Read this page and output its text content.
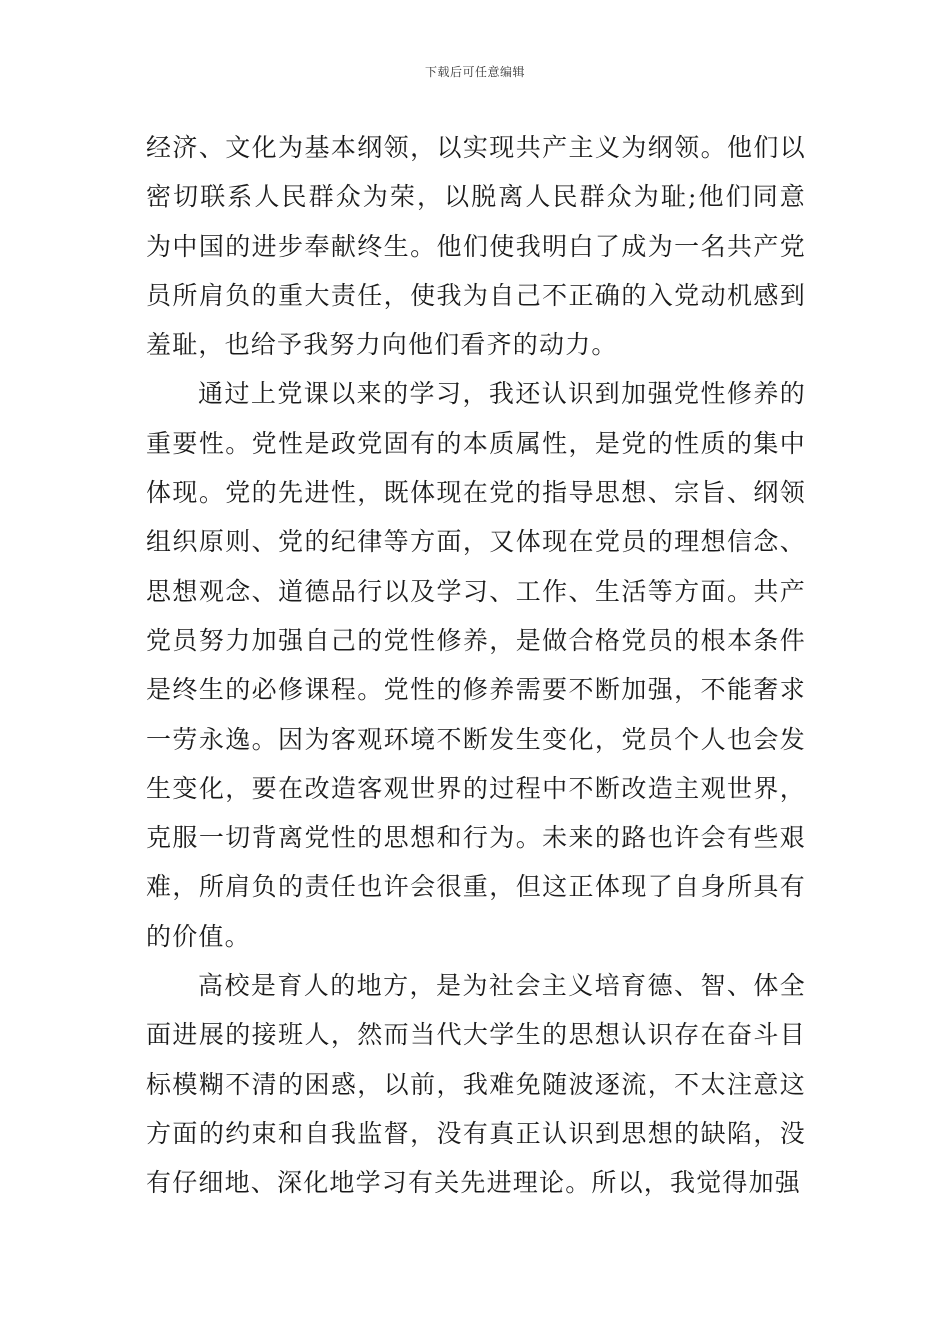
下载后可任意编辑

经济、文化为基本纲领，以实现共产主义为纲领。他们以密切联系人民群众为荣，以脱离人民群众为耻;他们同意为中国的进步奉献终生。他们使我明白了成为一名共产党员所肩负的重大责任，使我为自己不正确的入党动机感到羞耻，也给予我努力向他们看齐的动力。

通过上党课以来的学习，我还认识到加强党性修养的重要性。党性是政党固有的本质属性，是党的性质的集中体现。党的先进性，既体现在党的指导思想、宗旨、纲领组织原则、党的纪律等方面，又体现在党员的理想信念、思想观念、道德品行以及学习、工作、生活等方面。共产党员努力加强自己的党性修养，是做合格党员的根本条件是终生的必修课程。党性的修养需要不断加强，不能奢求一劳永逸。因为客观环境不断发生变化，党员个人也会发生变化，要在改造客观世界的过程中不断改造主观世界，克服一切背离党性的思想和行为。未来的路也许会有些艰难，所肩负的责任也许会很重，但这正体现了自身所具有的价值。

高校是育人的地方，是为社会主义培育德、智、体全面进展的接班人，然而当代大学生的思想认识存在奋斗目标模糊不清的困惑，以前，我难免随波逐流，不太注意这方面的约束和自我监督，没有真正认识到思想的缺陷，没有仔细地、深化地学习有关先进理论。所以，我觉得加强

====

Task to complete -
Quote the full listing above word for word; exclude every picture from the copy.

Exercise output -
Read this page and output its text content.
下载后可任意编辑

经济、文化为基本纲领，以实现共产主义为纲领。他们以密切联系人民群众为荣，以脱离人民群众为耻;他们同意为中国的进步奉献终生。他们使我明白了成为一名共产党员所肩负的重大责任，使我为自己不正确的入党动机感到羞耻，也给予我努力向他们看齐的动力。

通过上党课以来的学习，我还认识到加强党性修养的重要性。党性是政党固有的本质属性，是党的性质的集中体现。党的先进性，既体现在党的指导思想、宗旨、纲领组织原则、党的纪律等方面，又体现在党员的理想信念、思想观念、道德品行以及学习、工作、生活等方面。共产党员努力加强自己的党性修养，是做合格党员的根本条件是终生的必修课程。党性的修养需要不断加强，不能奢求一劳永逸。因为客观环境不断发生变化，党员个人也会发生变化，要在改造客观世界的过程中不断改造主观世界，克服一切背离党性的思想和行为。未来的路也许会有些艰难，所肩负的责任也许会很重，但这正体现了自身所具有的价值。

高校是育人的地方，是为社会主义培育德、智、体全面进展的接班人，然而当代大学生的思想认识存在奋斗目标模糊不清的困惑，以前，我难免随波逐流，不太注意这方面的约束和自我监督，没有真正认识到思想的缺陷，没有仔细地、深化地学习有关先进理论。所以，我觉得加强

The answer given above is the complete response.